** start RECORDS FOR THE EXERCISE **
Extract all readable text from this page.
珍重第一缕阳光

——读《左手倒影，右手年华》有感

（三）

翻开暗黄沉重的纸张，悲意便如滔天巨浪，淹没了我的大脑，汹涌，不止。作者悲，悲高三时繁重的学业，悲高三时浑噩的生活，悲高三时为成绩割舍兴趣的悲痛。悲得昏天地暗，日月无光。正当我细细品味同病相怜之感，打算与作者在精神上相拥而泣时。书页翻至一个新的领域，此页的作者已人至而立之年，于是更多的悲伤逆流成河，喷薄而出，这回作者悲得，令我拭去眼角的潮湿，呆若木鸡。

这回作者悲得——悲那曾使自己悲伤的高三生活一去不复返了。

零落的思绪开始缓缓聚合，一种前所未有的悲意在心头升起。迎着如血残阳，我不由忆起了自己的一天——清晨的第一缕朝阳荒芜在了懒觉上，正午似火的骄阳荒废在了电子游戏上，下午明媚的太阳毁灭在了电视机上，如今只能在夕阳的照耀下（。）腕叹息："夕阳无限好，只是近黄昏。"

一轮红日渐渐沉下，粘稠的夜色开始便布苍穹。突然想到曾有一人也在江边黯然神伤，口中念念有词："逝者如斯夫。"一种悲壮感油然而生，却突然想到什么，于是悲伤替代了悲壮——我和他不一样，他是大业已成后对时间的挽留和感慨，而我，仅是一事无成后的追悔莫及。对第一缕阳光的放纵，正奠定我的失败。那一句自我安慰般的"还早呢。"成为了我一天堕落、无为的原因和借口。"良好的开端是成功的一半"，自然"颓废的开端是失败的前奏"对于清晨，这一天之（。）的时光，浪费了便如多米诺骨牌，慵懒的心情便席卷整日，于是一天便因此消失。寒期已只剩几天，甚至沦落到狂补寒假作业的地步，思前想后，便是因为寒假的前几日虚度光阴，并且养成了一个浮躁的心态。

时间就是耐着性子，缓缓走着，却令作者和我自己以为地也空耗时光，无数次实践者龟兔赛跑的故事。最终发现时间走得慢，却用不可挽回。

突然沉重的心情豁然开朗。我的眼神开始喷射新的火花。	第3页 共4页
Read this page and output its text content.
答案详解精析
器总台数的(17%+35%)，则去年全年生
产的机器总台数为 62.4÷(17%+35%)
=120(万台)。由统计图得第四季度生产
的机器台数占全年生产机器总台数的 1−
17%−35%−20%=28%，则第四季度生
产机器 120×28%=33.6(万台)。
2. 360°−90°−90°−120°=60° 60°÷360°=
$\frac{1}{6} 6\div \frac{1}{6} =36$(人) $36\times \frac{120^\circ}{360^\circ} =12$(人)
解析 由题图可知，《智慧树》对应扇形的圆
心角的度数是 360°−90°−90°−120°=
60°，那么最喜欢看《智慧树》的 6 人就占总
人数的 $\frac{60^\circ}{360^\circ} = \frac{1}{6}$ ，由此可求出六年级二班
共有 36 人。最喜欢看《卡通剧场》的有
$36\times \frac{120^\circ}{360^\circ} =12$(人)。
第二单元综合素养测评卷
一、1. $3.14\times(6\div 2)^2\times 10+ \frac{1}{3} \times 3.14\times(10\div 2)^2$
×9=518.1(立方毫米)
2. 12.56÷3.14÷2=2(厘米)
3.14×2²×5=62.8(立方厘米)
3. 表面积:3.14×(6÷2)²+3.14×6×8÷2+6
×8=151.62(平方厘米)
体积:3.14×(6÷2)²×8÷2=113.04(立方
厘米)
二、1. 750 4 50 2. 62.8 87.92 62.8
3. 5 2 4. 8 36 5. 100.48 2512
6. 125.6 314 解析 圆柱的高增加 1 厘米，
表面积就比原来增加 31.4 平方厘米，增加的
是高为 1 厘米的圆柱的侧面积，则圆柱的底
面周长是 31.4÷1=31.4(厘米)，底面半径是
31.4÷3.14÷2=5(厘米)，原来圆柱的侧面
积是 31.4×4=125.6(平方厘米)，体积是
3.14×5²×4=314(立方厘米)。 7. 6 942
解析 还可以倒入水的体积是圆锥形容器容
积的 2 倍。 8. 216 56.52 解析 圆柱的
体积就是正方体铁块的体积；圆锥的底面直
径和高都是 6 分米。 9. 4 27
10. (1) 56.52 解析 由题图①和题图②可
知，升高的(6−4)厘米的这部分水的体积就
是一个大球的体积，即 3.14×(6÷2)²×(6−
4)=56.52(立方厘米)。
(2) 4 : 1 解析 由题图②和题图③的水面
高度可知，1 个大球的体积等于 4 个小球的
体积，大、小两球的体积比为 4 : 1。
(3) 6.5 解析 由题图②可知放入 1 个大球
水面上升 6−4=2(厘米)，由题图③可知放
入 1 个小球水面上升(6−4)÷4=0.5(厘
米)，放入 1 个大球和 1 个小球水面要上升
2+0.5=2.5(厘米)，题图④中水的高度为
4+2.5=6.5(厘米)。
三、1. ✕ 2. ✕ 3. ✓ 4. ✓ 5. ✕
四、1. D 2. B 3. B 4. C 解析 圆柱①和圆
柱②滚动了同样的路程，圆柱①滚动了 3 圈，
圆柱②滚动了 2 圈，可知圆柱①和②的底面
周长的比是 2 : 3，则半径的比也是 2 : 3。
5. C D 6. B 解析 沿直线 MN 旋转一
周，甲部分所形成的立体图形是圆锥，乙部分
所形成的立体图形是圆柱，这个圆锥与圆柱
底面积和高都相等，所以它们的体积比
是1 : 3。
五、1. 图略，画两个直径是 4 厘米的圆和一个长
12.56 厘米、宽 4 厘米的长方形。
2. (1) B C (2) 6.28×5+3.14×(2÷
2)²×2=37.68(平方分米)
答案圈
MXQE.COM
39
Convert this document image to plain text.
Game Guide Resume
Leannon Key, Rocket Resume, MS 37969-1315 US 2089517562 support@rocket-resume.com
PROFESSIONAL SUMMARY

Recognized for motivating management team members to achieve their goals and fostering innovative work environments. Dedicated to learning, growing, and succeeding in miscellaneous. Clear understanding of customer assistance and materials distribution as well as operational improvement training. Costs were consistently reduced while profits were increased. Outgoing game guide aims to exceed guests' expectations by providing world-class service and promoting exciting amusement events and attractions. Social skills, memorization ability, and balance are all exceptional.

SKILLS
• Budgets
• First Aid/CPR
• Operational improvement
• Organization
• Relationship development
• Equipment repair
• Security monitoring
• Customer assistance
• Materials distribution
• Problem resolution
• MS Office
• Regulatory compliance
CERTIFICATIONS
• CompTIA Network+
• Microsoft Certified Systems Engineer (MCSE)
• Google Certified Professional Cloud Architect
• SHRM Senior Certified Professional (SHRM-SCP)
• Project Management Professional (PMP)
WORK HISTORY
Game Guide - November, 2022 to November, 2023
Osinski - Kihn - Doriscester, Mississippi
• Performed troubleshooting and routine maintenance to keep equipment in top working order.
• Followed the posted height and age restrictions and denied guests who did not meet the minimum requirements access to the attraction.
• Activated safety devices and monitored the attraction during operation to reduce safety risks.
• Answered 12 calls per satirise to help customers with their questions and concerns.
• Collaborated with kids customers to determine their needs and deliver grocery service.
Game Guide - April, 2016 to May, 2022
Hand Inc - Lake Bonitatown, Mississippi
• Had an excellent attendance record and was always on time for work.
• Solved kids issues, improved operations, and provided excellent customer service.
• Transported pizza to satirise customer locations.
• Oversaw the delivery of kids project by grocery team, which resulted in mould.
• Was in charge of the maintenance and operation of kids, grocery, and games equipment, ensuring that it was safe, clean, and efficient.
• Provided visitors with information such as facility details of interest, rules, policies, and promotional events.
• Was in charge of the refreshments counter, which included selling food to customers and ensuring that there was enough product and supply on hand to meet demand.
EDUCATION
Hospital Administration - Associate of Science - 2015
** end RECORDS FOR THE EXERCISE **
* REQUEST *
Your task is to extract all of the records exactly.

* TASK OUTPUT *
Extract all readable text from this page.
珍重第一缕阳光

——读《左手倒影，右手年华》有感

（三）

翻开暗黄沉重的纸张，悲意便如滔天巨浪，淹没了我的大脑，汹涌，不止。作者悲，悲高三时繁重的学业，悲高三时浑噩的生活，悲高三时为成绩割舍兴趣的悲痛。悲得昏天地暗，日月无光。正当我细细品味同病相怜之感，打算与作者在精神上相拥而泣时。书页翻至一个新的领域，此页的作者已人至而立之年，于是更多的悲伤逆流成河，喷薄而出，这回作者悲得，令我拭去眼角的潮湿，呆若木鸡。

这回作者悲得——悲那曾使自己悲伤的高三生活一去不复返了。

零落的思绪开始缓缓聚合，一种前所未有的悲意在心头升起。迎着如血残阳，我不由忆起了自己的一天——清晨的第一缕朝阳荒芜在了懒觉上，正午似火的骄阳荒废在了电子游戏上，下午明媚的太阳毁灭在了电视机上，如今只能在夕阳的照耀下（。）腕叹息："夕阳无限好，只是近黄昏。"

一轮红日渐渐沉下，粘稠的夜色开始便布苍穹。突然想到曾有一人也在江边黯然神伤，口中念念有词："逝者如斯夫。"一种悲壮感油然而生，却突然想到什么，于是悲伤替代了悲壮——我和他不一样，他是大业已成后对时间的挽留和感慨，而我，仅是一事无成后的追悔莫及。对第一缕阳光的放纵，正奠定我的失败。那一句自我安慰般的"还早呢。"成为了我一天堕落、无为的原因和借口。"良好的开端是成功的一半"，自然"颓废的开端是失败的前奏"对于清晨，这一天之（。）的时光，浪费了便如多米诺骨牌，慵懒的心情便席卷整日，于是一天便因此消失。寒期已只剩几天，甚至沦落到狂补寒假作业的地步，思前想后，便是因为寒假的前几日虚度光阴，并且养成了一个浮躁的心态。

时间就是耐着性子，缓缓走着，却令作者和我自己以为地也空耗时光，无数次实践者龟兔赛跑的故事。最终发现时间走得慢，却用不可挽回。

突然沉重的心情豁然开朗。我的眼神开始喷射新的火花。	第3页 共4页
Read this page and output its text content.
答案详解精析
器总台数的(17%+35%)，则去年全年生
产的机器总台数为 62.4÷(17%+35%)
=120(万台)。由统计图得第四季度生产
的机器台数占全年生产机器总台数的 1−
17%−35%−20%=28%，则第四季度生
产机器 120×28%=33.6(万台)。
2. 360°−90°−90°−120°=60° 60°÷360°=
$\frac{1}{6} 6\div \frac{1}{6} =36$(人) $36\times \frac{120^\circ}{360^\circ} =12$(人)
解析 由题图可知，《智慧树》对应扇形的圆
心角的度数是 360°−90°−90°−120°=
60°，那么最喜欢看《智慧树》的 6 人就占总
人数的 $\frac{60^\circ}{360^\circ} = \frac{1}{6}$ ，由此可求出六年级二班
共有 36 人。最喜欢看《卡通剧场》的有
$36\times \frac{120^\circ}{360^\circ} =12$(人)。
第二单元综合素养测评卷
一、1. $3.14\times(6\div 2)^2\times 10+ \frac{1}{3} \times 3.14\times(10\div 2)^2$
×9=518.1(立方毫米)
2. 12.56÷3.14÷2=2(厘米)
3.14×2²×5=62.8(立方厘米)
3. 表面积:3.14×(6÷2)²+3.14×6×8÷2+6
×8=151.62(平方厘米)
体积:3.14×(6÷2)²×8÷2=113.04(立方
厘米)
二、1. 750 4 50 2. 62.8 87.92 62.8
3. 5 2 4. 8 36 5. 100.48 2512
6. 125.6 314 解析 圆柱的高增加 1 厘米，
表面积就比原来增加 31.4 平方厘米，增加的
是高为 1 厘米的圆柱的侧面积，则圆柱的底
面周长是 31.4÷1=31.4(厘米)，底面半径是
31.4÷3.14÷2=5(厘米)，原来圆柱的侧面
积是 31.4×4=125.6(平方厘米)，体积是
3.14×5²×4=314(立方厘米)。 7. 6 942
解析 还可以倒入水的体积是圆锥形容器容
积的 2 倍。 8. 216 56.52 解析 圆柱的
体积就是正方体铁块的体积；圆锥的底面直
径和高都是 6 分米。 9. 4 27
10. (1) 56.52 解析 由题图①和题图②可
知，升高的(6−4)厘米的这部分水的体积就
是一个大球的体积，即 3.14×(6÷2)²×(6−
4)=56.52(立方厘米)。
(2) 4 : 1 解析 由题图②和题图③的水面
高度可知，1 个大球的体积等于 4 个小球的
体积，大、小两球的体积比为 4 : 1。
(3) 6.5 解析 由题图②可知放入 1 个大球
水面上升 6−4=2(厘米)，由题图③可知放
入 1 个小球水面上升(6−4)÷4=0.5(厘
米)，放入 1 个大球和 1 个小球水面要上升
2+0.5=2.5(厘米)，题图④中水的高度为
4+2.5=6.5(厘米)。
三、1. ✕ 2. ✕ 3. ✓ 4. ✓ 5. ✕
四、1. D 2. B 3. B 4. C 解析 圆柱①和圆
柱②滚动了同样的路程，圆柱①滚动了 3 圈，
圆柱②滚动了 2 圈，可知圆柱①和②的底面
周长的比是 2 : 3，则半径的比也是 2 : 3。
5. C D 6. B 解析 沿直线 MN 旋转一
周，甲部分所形成的立体图形是圆锥，乙部分
所形成的立体图形是圆柱，这个圆锥与圆柱
底面积和高都相等，所以它们的体积比
是1 : 3。
五、1. 图略，画两个直径是 4 厘米的圆和一个长
12.56 厘米、宽 4 厘米的长方形。
2. (1) B C (2) 6.28×5+3.14×(2÷
2)²×2=37.68(平方分米)
答案圈
MXQE.COM
39
Convert this document image to plain text.
Game Guide Resume
Leannon Key, Rocket Resume, MS 37969-1315 US 2089517562 support@rocket-resume.com
PROFESSIONAL SUMMARY

Recognized for motivating management team members to achieve their goals and fostering innovative work environments. Dedicated to learning, growing, and succeeding in miscellaneous. Clear understanding of customer assistance and materials distribution as well as operational improvement training. Costs were consistently reduced while profits were increased. Outgoing game guide aims to exceed guests' expectations by providing world-class service and promoting exciting amusement events and attractions. Social skills, memorization ability, and balance are all exceptional.

SKILLS
• Budgets
• First Aid/CPR
• Operational improvement
• Organization
• Relationship development
• Equipment repair
• Security monitoring
• Customer assistance
• Materials distribution
• Problem resolution
• MS Office
• Regulatory compliance
CERTIFICATIONS
• CompTIA Network+
• Microsoft Certified Systems Engineer (MCSE)
• Google Certified Professional Cloud Architect
• SHRM Senior Certified Professional (SHRM-SCP)
• Project Management Professional (PMP)
WORK HISTORY
Game Guide - November, 2022 to November, 2023
Osinski - Kihn - Doriscester, Mississippi
• Performed troubleshooting and routine maintenance to keep equipment in top working order.
• Followed the posted height and age restrictions and denied guests who did not meet the minimum requirements access to the attraction.
• Activated safety devices and monitored the attraction during operation to reduce safety risks.
• Answered 12 calls per satirise to help customers with their questions and concerns.
• Collaborated with kids customers to determine their needs and deliver grocery service.
Game Guide - April, 2016 to May, 2022
Hand Inc - Lake Bonitatown, Mississippi
• Had an excellent attendance record and was always on time for work.
• Solved kids issues, improved operations, and provided excellent customer service.
• Transported pizza to satirise customer locations.
• Oversaw the delivery of kids project by grocery team, which resulted in mould.
• Was in charge of the maintenance and operation of kids, grocery, and games equipment, ensuring that it was safe, clean, and efficient.
• Provided visitors with information such as facility details of interest, rules, policies, and promotional events.
• Was in charge of the refreshments counter, which included selling food to customers and ensuring that there was enough product and supply on hand to meet demand.
EDUCATION
Hospital Administration - Associate of Science - 2015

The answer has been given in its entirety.